## What is required
Repeat every record below exactly, omitting any pictures.

**** Dataset records

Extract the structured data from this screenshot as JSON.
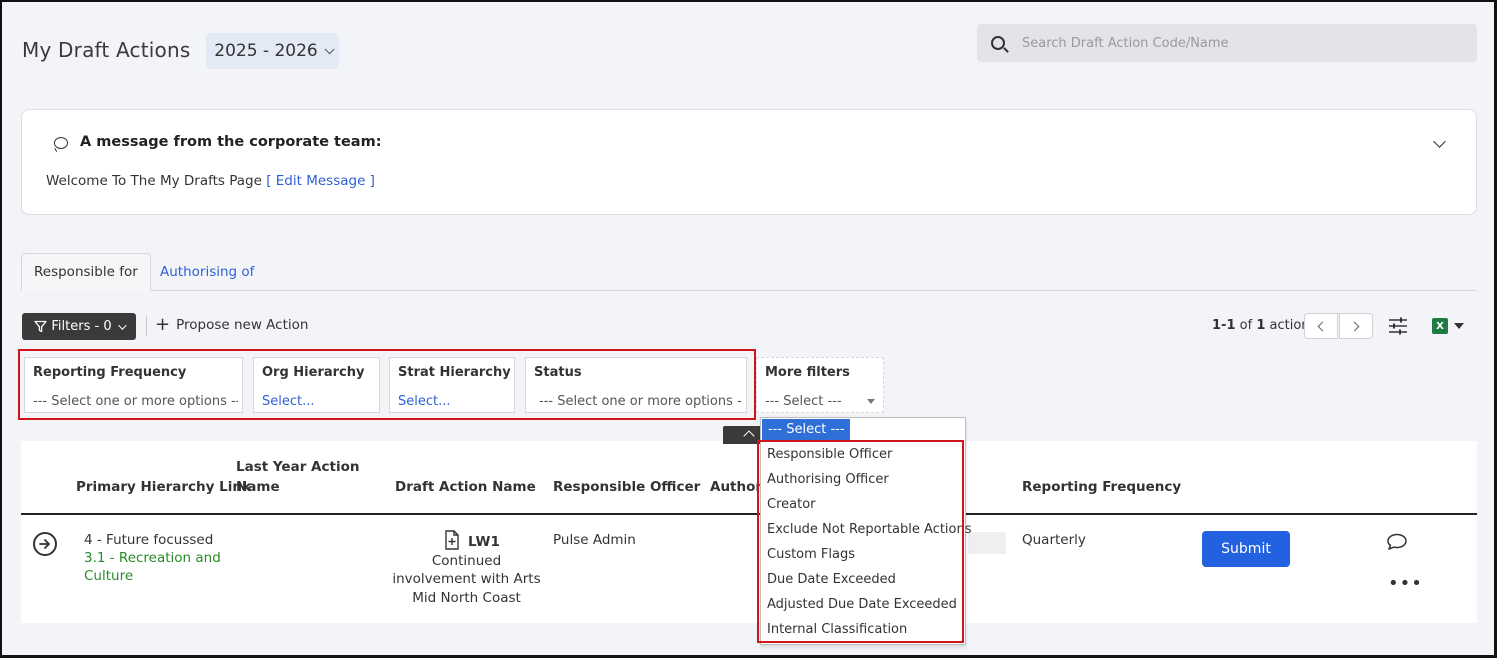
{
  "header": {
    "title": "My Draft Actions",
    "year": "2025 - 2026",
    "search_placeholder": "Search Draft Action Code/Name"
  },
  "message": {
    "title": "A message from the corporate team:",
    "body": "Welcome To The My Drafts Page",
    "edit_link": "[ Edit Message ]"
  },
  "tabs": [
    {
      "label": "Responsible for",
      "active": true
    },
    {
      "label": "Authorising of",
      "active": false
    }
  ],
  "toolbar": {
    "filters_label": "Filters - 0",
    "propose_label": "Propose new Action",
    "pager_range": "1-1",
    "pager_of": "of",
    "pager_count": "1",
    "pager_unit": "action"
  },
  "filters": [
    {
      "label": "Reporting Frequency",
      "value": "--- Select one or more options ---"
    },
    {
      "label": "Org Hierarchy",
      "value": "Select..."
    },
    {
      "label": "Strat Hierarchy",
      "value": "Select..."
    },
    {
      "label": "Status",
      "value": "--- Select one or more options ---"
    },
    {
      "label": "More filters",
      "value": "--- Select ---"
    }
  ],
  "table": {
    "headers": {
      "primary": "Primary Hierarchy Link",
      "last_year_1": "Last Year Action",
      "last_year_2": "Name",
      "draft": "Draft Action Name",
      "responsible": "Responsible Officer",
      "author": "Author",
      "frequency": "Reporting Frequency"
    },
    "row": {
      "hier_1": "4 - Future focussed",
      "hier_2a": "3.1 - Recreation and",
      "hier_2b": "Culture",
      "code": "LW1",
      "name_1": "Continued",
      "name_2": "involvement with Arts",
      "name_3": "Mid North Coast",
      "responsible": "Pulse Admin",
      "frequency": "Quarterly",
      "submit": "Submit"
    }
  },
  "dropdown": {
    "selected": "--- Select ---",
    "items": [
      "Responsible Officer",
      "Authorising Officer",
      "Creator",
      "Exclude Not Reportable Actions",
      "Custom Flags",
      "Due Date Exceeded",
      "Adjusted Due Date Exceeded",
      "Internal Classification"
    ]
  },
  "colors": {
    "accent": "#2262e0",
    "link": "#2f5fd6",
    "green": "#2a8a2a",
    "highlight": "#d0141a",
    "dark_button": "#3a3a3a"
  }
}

********

## Exercise answer
Extract the structured data from this screenshot as JSON.
{
  "header": {
    "title": "My Draft Actions",
    "year": "2025 - 2026",
    "search_placeholder": "Search Draft Action Code/Name"
  },
  "message": {
    "title": "A message from the corporate team:",
    "body": "Welcome To The My Drafts Page",
    "edit_link": "[ Edit Message ]"
  },
  "tabs": [
    {
      "label": "Responsible for",
      "active": true
    },
    {
      "label": "Authorising of",
      "active": false
    }
  ],
  "toolbar": {
    "filters_label": "Filters - 0",
    "propose_label": "Propose new Action",
    "pager_range": "1-1",
    "pager_of": "of",
    "pager_count": "1",
    "pager_unit": "action"
  },
  "filters": [
    {
      "label": "Reporting Frequency",
      "value": "--- Select one or more options ---"
    },
    {
      "label": "Org Hierarchy",
      "value": "Select..."
    },
    {
      "label": "Strat Hierarchy",
      "value": "Select..."
    },
    {
      "label": "Status",
      "value": "--- Select one or more options ---"
    },
    {
      "label": "More filters",
      "value": "--- Select ---"
    }
  ],
  "table": {
    "headers": {
      "primary": "Primary Hierarchy Link",
      "last_year_1": "Last Year Action",
      "last_year_2": "Name",
      "draft": "Draft Action Name",
      "responsible": "Responsible Officer",
      "author": "Author",
      "frequency": "Reporting Frequency"
    },
    "row": {
      "hier_1": "4 - Future focussed",
      "hier_2a": "3.1 - Recreation and",
      "hier_2b": "Culture",
      "code": "LW1",
      "name_1": "Continued",
      "name_2": "involvement with Arts",
      "name_3": "Mid North Coast",
      "responsible": "Pulse Admin",
      "frequency": "Quarterly",
      "submit": "Submit"
    }
  },
  "dropdown": {
    "selected": "--- Select ---",
    "items": [
      "Responsible Officer",
      "Authorising Officer",
      "Creator",
      "Exclude Not Reportable Actions",
      "Custom Flags",
      "Due Date Exceeded",
      "Adjusted Due Date Exceeded",
      "Internal Classification"
    ]
  },
  "colors": {
    "accent": "#2262e0",
    "link": "#2f5fd6",
    "green": "#2a8a2a",
    "highlight": "#d0141a",
    "dark_button": "#3a3a3a"
  }
}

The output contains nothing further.